Problem details »
Report, word for word, every line of the material that contains "elle".

Stored items from a collection:

>>>>

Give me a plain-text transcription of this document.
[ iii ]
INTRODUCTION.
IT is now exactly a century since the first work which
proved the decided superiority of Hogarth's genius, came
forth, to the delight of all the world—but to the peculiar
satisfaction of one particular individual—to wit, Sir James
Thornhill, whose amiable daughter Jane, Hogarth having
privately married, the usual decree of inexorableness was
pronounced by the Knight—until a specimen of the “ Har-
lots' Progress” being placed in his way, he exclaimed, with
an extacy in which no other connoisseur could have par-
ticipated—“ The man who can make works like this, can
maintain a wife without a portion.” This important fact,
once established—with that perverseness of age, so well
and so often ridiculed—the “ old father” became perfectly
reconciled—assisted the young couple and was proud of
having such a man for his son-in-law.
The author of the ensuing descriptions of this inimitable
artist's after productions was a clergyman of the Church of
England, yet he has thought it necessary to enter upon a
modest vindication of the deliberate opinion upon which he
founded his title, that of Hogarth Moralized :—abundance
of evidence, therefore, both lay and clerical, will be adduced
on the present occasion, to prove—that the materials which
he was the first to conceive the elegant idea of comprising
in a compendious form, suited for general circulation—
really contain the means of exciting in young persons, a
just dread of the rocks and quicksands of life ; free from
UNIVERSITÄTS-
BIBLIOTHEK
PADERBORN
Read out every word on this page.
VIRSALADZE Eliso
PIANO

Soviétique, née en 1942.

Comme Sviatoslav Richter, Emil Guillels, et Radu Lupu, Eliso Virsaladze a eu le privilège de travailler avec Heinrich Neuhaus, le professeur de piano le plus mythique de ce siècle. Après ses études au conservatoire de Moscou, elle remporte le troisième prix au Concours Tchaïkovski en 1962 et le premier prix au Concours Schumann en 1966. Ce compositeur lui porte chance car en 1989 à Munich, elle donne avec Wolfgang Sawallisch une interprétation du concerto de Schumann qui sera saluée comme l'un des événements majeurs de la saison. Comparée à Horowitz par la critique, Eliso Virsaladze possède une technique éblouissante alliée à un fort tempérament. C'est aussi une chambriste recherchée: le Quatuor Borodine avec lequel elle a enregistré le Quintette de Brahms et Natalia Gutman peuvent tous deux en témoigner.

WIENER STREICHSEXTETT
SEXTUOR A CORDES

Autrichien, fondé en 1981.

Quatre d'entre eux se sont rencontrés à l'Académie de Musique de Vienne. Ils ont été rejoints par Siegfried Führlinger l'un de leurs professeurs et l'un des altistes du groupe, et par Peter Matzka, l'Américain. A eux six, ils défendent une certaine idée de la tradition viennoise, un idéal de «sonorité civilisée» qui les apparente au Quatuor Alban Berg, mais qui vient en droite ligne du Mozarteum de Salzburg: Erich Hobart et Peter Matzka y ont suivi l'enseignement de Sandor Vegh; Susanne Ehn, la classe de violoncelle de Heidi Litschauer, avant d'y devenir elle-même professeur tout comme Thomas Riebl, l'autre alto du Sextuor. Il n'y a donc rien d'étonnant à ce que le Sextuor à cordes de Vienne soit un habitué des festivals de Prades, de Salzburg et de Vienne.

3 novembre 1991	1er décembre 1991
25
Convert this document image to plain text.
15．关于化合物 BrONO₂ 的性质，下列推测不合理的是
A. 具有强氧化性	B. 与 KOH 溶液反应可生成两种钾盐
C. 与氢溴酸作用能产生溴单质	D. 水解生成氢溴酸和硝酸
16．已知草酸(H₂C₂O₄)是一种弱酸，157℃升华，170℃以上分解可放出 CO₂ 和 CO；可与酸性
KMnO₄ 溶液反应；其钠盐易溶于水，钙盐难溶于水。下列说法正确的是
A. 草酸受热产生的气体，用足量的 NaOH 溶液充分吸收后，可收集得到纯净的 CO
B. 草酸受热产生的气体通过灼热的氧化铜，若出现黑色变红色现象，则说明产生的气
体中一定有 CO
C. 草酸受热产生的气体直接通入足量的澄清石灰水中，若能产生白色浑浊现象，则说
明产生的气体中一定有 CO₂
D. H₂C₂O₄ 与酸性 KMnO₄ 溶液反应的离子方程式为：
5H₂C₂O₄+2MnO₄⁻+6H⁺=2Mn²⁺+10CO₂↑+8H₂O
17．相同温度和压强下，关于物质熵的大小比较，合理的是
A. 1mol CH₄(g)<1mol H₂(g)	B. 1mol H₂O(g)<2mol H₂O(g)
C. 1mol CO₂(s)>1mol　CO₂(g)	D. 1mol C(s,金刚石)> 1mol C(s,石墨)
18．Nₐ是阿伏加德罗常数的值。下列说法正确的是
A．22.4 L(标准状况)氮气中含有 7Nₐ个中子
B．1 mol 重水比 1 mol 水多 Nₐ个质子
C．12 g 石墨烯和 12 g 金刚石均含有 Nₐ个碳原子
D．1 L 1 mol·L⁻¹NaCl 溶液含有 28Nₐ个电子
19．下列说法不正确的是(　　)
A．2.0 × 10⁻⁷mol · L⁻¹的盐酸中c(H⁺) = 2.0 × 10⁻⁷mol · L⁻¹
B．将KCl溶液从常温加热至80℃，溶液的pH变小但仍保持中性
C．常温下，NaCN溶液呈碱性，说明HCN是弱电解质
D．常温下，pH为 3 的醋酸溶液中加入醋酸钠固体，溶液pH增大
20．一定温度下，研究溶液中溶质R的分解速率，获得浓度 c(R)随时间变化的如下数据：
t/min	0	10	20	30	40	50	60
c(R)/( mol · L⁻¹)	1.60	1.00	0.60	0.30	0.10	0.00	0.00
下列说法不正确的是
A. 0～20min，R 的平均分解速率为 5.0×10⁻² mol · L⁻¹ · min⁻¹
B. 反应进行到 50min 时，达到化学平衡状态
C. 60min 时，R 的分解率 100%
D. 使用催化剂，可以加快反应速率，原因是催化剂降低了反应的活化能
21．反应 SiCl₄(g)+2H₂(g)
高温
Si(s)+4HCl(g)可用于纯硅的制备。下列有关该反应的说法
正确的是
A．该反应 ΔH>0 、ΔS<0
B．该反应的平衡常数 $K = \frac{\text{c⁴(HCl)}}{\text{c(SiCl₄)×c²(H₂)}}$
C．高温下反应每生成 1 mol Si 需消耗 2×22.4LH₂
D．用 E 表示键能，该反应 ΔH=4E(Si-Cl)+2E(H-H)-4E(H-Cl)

<<<<

Answer to the task »
Comme Sviatoslav Richter, Emil Guillels, et Radu Lupu, Eliso Virsaladze a eu le privilège de travailler avec Heinrich Neuhaus, le professeur de piano le plus mythique de ce siècle. Après ses études au conservatoire de Moscou, elle remporte le troisième prix au Concours Tchaïkovski en 1962 et le premier prix au Concours Schumann en 1966. Ce compositeur lui porte chance car en 1989 à Munich, elle donne avec Wolfgang Sawallisch une interprétation du concerto de Schumann qui sera saluée comme l'un des événements majeurs de la saison. Comparée à Horowitz par la critique, Eliso Virsaladze possède une technique éblouissante alliée à un fort tempérament. C'est aussi une chambriste recherchée: le Quatuor Borodine avec lequel elle a enregistré le Quintette de Brahms et Natalia Gutman peuvent tous deux en témoigner.
Quatre d'entre eux se sont rencontrés à l'Académie de Musique de Vienne. Ils ont été rejoints par Siegfried Führlinger l'un de leurs professeurs et l'un des altistes du groupe, et par Peter Matzka, l'Américain. A eux six, ils défendent une certaine idée de la tradition viennoise, un idéal de «sonorité civilisée» qui les apparente au Quatuor Alban Berg, mais qui vient en droite ligne du Mozarteum de Salzburg: Erich Hobart et Peter Matzka y ont suivi l'enseignement de Sandor Vegh; Susanne Ehn, la classe de violoncelle de Heidi Litschauer, avant d'y devenir elle-même professeur tout comme Thomas Riebl, l'autre alto du Sextuor. Il n'y a donc rien d'étonnant à ce que le Sextuor à cordes de Vienne soit un habitué des festivals de Prades, de Salzburg et de Vienne.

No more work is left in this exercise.